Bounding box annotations
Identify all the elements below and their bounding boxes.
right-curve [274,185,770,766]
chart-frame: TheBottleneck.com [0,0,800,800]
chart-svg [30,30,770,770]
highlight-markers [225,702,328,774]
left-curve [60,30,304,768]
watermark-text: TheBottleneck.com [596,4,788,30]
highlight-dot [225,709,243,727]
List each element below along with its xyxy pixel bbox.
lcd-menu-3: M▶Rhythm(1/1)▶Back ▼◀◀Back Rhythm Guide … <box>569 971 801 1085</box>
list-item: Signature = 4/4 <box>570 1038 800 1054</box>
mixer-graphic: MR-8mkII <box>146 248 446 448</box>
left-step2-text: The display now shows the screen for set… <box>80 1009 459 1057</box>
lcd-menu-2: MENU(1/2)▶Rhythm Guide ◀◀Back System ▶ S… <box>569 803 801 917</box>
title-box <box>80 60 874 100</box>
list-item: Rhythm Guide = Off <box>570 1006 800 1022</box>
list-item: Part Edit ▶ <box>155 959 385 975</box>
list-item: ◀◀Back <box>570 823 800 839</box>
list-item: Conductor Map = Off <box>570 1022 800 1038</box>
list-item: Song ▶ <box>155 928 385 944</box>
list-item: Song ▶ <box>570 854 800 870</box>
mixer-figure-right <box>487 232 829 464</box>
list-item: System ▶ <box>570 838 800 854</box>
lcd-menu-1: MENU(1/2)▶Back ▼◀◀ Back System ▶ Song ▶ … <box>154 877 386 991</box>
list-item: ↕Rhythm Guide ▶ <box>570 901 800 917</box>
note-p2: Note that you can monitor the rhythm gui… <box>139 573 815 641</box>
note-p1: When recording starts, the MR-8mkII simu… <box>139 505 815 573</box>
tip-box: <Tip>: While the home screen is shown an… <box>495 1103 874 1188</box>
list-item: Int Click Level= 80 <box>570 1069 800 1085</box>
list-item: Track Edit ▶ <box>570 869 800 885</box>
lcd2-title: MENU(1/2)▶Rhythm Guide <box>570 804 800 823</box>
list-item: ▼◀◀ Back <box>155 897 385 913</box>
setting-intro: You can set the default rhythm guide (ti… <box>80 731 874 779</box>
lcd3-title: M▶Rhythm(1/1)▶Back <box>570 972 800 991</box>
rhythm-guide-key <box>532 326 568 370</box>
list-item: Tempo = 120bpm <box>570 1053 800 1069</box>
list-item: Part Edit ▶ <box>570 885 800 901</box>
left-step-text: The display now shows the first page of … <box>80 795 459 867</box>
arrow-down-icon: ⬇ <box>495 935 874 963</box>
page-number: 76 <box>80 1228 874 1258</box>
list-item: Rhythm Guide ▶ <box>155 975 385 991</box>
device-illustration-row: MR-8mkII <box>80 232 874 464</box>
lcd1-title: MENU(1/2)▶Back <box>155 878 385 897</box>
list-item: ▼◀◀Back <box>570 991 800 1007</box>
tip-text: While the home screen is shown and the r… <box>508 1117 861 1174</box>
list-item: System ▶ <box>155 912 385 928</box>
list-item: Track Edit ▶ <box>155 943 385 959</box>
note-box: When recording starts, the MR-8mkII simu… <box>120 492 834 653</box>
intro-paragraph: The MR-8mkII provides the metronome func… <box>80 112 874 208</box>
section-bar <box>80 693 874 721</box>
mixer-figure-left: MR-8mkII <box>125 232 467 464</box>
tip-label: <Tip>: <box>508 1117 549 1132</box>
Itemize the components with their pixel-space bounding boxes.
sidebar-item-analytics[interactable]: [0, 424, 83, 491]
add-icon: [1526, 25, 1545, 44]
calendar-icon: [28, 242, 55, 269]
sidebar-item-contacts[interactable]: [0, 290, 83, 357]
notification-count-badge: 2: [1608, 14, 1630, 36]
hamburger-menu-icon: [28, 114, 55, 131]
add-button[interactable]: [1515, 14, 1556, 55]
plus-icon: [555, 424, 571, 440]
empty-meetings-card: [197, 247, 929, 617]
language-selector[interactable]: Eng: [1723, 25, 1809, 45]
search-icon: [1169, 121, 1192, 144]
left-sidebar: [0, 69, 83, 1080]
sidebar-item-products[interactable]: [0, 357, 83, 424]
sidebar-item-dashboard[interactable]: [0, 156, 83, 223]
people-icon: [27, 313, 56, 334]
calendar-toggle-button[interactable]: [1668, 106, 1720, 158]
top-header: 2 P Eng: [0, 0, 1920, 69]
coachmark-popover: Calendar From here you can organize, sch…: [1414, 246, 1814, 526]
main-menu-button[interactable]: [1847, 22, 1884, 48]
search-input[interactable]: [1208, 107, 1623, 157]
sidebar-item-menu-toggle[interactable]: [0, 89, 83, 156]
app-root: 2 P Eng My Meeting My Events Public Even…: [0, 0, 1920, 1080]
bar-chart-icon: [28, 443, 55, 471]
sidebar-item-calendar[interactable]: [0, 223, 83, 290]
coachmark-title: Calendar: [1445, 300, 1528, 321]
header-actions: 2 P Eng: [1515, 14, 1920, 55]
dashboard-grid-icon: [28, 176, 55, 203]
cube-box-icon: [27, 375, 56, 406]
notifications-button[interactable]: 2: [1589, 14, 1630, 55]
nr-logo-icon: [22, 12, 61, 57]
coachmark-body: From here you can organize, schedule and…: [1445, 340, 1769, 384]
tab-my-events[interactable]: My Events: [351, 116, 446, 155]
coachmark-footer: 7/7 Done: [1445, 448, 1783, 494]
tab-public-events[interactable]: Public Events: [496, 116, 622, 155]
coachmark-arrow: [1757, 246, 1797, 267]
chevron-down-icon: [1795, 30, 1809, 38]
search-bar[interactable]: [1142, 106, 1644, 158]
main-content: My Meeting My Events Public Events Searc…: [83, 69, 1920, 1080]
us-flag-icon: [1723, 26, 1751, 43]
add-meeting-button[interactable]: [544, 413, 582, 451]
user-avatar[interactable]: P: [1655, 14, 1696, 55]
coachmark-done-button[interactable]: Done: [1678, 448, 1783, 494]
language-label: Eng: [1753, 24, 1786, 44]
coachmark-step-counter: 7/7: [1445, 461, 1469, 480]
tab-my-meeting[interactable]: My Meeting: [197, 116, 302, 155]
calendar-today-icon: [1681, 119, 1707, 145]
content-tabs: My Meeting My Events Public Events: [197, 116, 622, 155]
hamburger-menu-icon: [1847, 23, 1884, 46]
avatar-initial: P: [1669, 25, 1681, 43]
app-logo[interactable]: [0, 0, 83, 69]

SHORT TASK: Pick out each line in the entries above that contains the word "label" and copy those lines.

SOLUTION TO THE PROBLEM:
tip-label: <Tip>: <box>508 1117 549 1132</box>
language-label: Eng: [1753, 24, 1786, 44]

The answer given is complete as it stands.